### Given passage
For anyone who thinks Dan Patrick has a solution to school shootings, I have a two-hundred-year-old solution to urban poverty to sell you. As-is.

The solution to urban poverty, 1820 style…
You may have seen it by now: In the aftermath to the latest horrific school shooting, Texas’s Lieutenant Governor Dan Patrick has suggested tightening up school architecture. As Patrick put it,
We may have to look at the design of our schools looking forward, and retrofitting schools that are already built and what I mean by that is there are too many entrances and too many exits. . . . There aren’t enough people to put a guard at every entrance and exit.
Let’s be clear: There’s nothing wrong with thinking about school architecture and changing doors. What IS wrong is diverting attention from a real problem by directing conversations toward secondary considerations. In this case, we need to talk about school cultures that coerce and alienate students. We need to talk about gun laws that put deadly weapons in the hands of angry boys.

### Data entries
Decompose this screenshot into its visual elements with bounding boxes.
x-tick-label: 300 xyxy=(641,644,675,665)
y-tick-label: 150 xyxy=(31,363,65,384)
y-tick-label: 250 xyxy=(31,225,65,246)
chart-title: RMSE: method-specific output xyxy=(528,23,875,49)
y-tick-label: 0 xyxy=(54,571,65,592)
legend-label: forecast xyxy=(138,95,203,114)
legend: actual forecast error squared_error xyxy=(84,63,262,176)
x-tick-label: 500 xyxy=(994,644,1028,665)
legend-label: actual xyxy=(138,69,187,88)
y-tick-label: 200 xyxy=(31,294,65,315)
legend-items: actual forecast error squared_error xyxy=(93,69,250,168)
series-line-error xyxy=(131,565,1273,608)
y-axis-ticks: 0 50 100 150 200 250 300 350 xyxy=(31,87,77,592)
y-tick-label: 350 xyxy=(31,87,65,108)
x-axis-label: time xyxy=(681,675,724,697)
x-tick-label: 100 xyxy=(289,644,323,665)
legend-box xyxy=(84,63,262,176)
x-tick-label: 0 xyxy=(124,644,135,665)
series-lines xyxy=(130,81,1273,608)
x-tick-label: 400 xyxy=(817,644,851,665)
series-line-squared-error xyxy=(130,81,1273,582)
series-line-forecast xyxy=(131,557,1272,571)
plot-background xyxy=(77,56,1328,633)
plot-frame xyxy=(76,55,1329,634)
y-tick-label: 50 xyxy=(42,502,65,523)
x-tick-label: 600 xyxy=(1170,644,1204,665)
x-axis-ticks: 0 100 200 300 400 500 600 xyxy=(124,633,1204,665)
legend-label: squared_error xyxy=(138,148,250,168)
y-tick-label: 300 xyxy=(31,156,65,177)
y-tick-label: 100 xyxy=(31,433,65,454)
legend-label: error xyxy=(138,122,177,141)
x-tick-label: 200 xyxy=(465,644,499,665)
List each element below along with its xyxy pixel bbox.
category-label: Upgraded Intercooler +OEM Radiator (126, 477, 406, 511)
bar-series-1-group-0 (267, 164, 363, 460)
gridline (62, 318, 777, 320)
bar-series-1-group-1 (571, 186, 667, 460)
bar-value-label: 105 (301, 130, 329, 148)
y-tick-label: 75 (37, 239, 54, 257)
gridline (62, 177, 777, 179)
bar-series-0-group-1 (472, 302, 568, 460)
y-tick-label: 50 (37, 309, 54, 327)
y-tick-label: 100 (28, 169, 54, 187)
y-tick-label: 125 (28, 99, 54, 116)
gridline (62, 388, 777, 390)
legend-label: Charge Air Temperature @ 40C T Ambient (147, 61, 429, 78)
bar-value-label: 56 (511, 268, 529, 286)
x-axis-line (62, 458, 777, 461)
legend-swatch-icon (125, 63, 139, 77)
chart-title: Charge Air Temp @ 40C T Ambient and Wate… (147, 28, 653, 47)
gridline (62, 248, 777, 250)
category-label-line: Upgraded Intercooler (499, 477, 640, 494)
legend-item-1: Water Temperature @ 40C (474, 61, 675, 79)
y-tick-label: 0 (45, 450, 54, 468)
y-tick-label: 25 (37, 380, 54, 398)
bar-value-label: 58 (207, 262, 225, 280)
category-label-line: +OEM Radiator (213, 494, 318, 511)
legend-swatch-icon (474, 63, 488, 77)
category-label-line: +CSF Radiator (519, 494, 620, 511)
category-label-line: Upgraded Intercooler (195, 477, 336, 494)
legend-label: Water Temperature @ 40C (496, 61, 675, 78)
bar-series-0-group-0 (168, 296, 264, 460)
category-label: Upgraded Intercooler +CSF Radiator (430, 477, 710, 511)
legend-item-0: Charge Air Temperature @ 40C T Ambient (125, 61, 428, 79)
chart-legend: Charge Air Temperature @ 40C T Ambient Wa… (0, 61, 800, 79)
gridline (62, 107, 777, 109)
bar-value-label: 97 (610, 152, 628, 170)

### Tasks
1. Answer these questions using the school-shootings passage:
(a) What office does Dan Patrick hold in Texas?
(b) According to Patrick, what are there too many of in schools?
(c) The passage mentions a solution to urban poverty in the style of what year?
2. Repeat the stretch of the school-shootings passage from "The solution to" through "entrance and exit.".
The rows have nothing to do with the school-shootings passage.

### Solutions per task
1.
(a) Lieutenant Governor
(b) Entrances and exits
(c) 1820

2.
The solution to urban poverty, 1820 style…
You may have seen it by now: In the aftermath to the latest horrific school shooting, Texas’s Lieutenant Governor Dan Patrick has suggested tightening up school architecture. As Patrick put it,
We may have to look at the design of our schools looking forward, and retrofitting schools that are already built and what I mean by that is there are too many entrances and too many exits. . . . There aren’t enough people to put a guard at every entrance and exit.